- **What is required**
Reproduce all of the data exactly, with no line skipped.

- **Rows**
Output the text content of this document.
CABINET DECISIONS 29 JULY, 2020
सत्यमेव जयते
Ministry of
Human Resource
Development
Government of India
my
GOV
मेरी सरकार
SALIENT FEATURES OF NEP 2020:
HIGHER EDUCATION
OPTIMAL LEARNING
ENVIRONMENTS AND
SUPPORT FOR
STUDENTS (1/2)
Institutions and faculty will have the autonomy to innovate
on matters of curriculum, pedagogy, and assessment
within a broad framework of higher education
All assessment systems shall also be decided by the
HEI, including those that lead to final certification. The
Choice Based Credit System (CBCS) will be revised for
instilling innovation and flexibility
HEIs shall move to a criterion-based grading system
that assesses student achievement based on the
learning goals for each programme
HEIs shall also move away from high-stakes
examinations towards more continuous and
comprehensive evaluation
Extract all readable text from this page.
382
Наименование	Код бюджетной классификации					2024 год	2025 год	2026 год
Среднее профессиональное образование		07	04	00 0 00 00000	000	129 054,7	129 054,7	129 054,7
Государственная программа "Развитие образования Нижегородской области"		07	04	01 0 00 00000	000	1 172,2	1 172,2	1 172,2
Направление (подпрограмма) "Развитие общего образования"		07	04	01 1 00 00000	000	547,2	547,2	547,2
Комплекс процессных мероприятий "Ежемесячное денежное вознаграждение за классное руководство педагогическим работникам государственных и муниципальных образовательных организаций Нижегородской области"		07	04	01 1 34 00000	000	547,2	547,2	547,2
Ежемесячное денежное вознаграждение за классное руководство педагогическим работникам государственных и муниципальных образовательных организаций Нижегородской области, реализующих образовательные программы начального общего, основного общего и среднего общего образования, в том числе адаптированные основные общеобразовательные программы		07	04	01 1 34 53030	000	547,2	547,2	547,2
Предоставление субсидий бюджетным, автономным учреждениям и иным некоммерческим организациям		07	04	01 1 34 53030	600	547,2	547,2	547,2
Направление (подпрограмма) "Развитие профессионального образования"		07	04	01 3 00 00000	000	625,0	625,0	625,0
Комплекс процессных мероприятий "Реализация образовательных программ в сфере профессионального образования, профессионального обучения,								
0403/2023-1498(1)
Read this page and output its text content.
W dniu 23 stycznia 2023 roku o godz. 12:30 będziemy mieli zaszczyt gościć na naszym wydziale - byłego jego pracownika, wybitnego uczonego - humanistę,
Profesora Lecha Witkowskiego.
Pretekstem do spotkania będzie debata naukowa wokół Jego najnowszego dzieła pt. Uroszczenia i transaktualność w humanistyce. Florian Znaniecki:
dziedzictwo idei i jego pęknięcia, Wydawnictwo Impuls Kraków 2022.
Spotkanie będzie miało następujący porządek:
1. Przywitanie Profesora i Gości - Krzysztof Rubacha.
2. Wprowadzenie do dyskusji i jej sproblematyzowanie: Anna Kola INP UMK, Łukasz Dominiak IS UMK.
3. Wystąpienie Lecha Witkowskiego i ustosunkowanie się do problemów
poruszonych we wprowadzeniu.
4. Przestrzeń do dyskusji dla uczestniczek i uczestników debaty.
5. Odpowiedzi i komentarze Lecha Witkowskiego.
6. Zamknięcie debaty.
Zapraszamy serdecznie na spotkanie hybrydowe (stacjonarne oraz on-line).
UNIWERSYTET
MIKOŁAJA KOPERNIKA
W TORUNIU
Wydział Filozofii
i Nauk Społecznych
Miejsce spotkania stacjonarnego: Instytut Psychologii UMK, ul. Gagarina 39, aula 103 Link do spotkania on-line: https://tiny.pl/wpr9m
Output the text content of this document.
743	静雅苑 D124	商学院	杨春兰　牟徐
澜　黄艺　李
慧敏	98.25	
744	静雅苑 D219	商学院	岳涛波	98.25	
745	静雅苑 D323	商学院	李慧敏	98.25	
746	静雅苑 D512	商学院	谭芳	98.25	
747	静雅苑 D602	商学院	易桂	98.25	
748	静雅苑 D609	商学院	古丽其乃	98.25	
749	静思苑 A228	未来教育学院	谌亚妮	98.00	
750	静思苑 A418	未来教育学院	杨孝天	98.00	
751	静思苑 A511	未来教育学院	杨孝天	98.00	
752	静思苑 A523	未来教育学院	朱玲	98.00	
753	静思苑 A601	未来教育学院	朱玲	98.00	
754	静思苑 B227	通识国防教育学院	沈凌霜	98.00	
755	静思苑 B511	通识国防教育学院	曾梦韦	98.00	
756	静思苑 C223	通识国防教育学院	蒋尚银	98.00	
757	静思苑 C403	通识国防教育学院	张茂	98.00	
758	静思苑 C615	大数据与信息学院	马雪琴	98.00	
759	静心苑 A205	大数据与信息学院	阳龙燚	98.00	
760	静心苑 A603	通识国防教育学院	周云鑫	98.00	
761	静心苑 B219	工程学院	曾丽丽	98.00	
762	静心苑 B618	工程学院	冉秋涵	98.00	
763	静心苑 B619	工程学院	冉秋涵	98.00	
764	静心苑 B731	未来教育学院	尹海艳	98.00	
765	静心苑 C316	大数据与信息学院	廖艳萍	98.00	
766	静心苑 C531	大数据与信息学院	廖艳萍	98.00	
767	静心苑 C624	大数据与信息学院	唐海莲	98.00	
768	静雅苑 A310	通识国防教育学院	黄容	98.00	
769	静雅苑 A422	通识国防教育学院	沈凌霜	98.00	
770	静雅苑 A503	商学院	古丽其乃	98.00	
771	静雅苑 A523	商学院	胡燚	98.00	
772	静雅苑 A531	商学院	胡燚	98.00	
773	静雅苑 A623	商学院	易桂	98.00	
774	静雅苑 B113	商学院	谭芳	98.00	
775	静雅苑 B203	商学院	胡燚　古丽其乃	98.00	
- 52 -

- **Finished exercise**
Output the text content of this document.
CABINET DECISIONS 29 JULY, 2020
सत्यमेव जयते
Ministry of
Human Resource
Development
Government of India
my
GOV
मेरी सरकार
SALIENT FEATURES OF NEP 2020:
HIGHER EDUCATION
OPTIMAL LEARNING
ENVIRONMENTS AND
SUPPORT FOR
STUDENTS (1/2)
Institutions and faculty will have the autonomy to innovate
on matters of curriculum, pedagogy, and assessment
within a broad framework of higher education
All assessment systems shall also be decided by the
HEI, including those that lead to final certification. The
Choice Based Credit System (CBCS) will be revised for
instilling innovation and flexibility
HEIs shall move to a criterion-based grading system
that assesses student achievement based on the
learning goals for each programme
HEIs shall also move away from high-stakes
examinations towards more continuous and
comprehensive evaluation
Extract all readable text from this page.
382
Наименование	Код бюджетной классификации					2024 год	2025 год	2026 год
Среднее профессиональное образование		07	04	00 0 00 00000	000	129 054,7	129 054,7	129 054,7
Государственная программа "Развитие образования Нижегородской области"		07	04	01 0 00 00000	000	1 172,2	1 172,2	1 172,2
Направление (подпрограмма) "Развитие общего образования"		07	04	01 1 00 00000	000	547,2	547,2	547,2
Комплекс процессных мероприятий "Ежемесячное денежное вознаграждение за классное руководство педагогическим работникам государственных и муниципальных образовательных организаций Нижегородской области"		07	04	01 1 34 00000	000	547,2	547,2	547,2
Ежемесячное денежное вознаграждение за классное руководство педагогическим работникам государственных и муниципальных образовательных организаций Нижегородской области, реализующих образовательные программы начального общего, основного общего и среднего общего образования, в том числе адаптированные основные общеобразовательные программы		07	04	01 1 34 53030	000	547,2	547,2	547,2
Предоставление субсидий бюджетным, автономным учреждениям и иным некоммерческим организациям		07	04	01 1 34 53030	600	547,2	547,2	547,2
Направление (подпрограмма) "Развитие профессионального образования"		07	04	01 3 00 00000	000	625,0	625,0	625,0
Комплекс процессных мероприятий "Реализация образовательных программ в сфере профессионального образования, профессионального обучения,								
0403/2023-1498(1)
Read this page and output its text content.
W dniu 23 stycznia 2023 roku o godz. 12:30 będziemy mieli zaszczyt gościć na naszym wydziale - byłego jego pracownika, wybitnego uczonego - humanistę,
Profesora Lecha Witkowskiego.
Pretekstem do spotkania będzie debata naukowa wokół Jego najnowszego dzieła pt. Uroszczenia i transaktualność w humanistyce. Florian Znaniecki:
dziedzictwo idei i jego pęknięcia, Wydawnictwo Impuls Kraków 2022.
Spotkanie będzie miało następujący porządek:
1. Przywitanie Profesora i Gości - Krzysztof Rubacha.
2. Wprowadzenie do dyskusji i jej sproblematyzowanie: Anna Kola INP UMK, Łukasz Dominiak IS UMK.
3. Wystąpienie Lecha Witkowskiego i ustosunkowanie się do problemów
poruszonych we wprowadzeniu.
4. Przestrzeń do dyskusji dla uczestniczek i uczestników debaty.
5. Odpowiedzi i komentarze Lecha Witkowskiego.
6. Zamknięcie debaty.
Zapraszamy serdecznie na spotkanie hybrydowe (stacjonarne oraz on-line).
UNIWERSYTET
MIKOŁAJA KOPERNIKA
W TORUNIU
Wydział Filozofii
i Nauk Społecznych
Miejsce spotkania stacjonarnego: Instytut Psychologii UMK, ul. Gagarina 39, aula 103 Link do spotkania on-line: https://tiny.pl/wpr9m
Output the text content of this document.
743	静雅苑 D124	商学院	杨春兰　牟徐
澜　黄艺　李
慧敏	98.25	
744	静雅苑 D219	商学院	岳涛波	98.25	
745	静雅苑 D323	商学院	李慧敏	98.25	
746	静雅苑 D512	商学院	谭芳	98.25	
747	静雅苑 D602	商学院	易桂	98.25	
748	静雅苑 D609	商学院	古丽其乃	98.25	
749	静思苑 A228	未来教育学院	谌亚妮	98.00	
750	静思苑 A418	未来教育学院	杨孝天	98.00	
751	静思苑 A511	未来教育学院	杨孝天	98.00	
752	静思苑 A523	未来教育学院	朱玲	98.00	
753	静思苑 A601	未来教育学院	朱玲	98.00	
754	静思苑 B227	通识国防教育学院	沈凌霜	98.00	
755	静思苑 B511	通识国防教育学院	曾梦韦	98.00	
756	静思苑 C223	通识国防教育学院	蒋尚银	98.00	
757	静思苑 C403	通识国防教育学院	张茂	98.00	
758	静思苑 C615	大数据与信息学院	马雪琴	98.00	
759	静心苑 A205	大数据与信息学院	阳龙燚	98.00	
760	静心苑 A603	通识国防教育学院	周云鑫	98.00	
761	静心苑 B219	工程学院	曾丽丽	98.00	
762	静心苑 B618	工程学院	冉秋涵	98.00	
763	静心苑 B619	工程学院	冉秋涵	98.00	
764	静心苑 B731	未来教育学院	尹海艳	98.00	
765	静心苑 C316	大数据与信息学院	廖艳萍	98.00	
766	静心苑 C531	大数据与信息学院	廖艳萍	98.00	
767	静心苑 C624	大数据与信息学院	唐海莲	98.00	
768	静雅苑 A310	通识国防教育学院	黄容	98.00	
769	静雅苑 A422	通识国防教育学院	沈凌霜	98.00	
770	静雅苑 A503	商学院	古丽其乃	98.00	
771	静雅苑 A523	商学院	胡燚	98.00	
772	静雅苑 A531	商学院	胡燚	98.00	
773	静雅苑 A623	商学院	易桂	98.00	
774	静雅苑 B113	商学院	谭芳	98.00	
775	静雅苑 B203	商学院	胡燚　古丽其乃	98.00	
- 52 -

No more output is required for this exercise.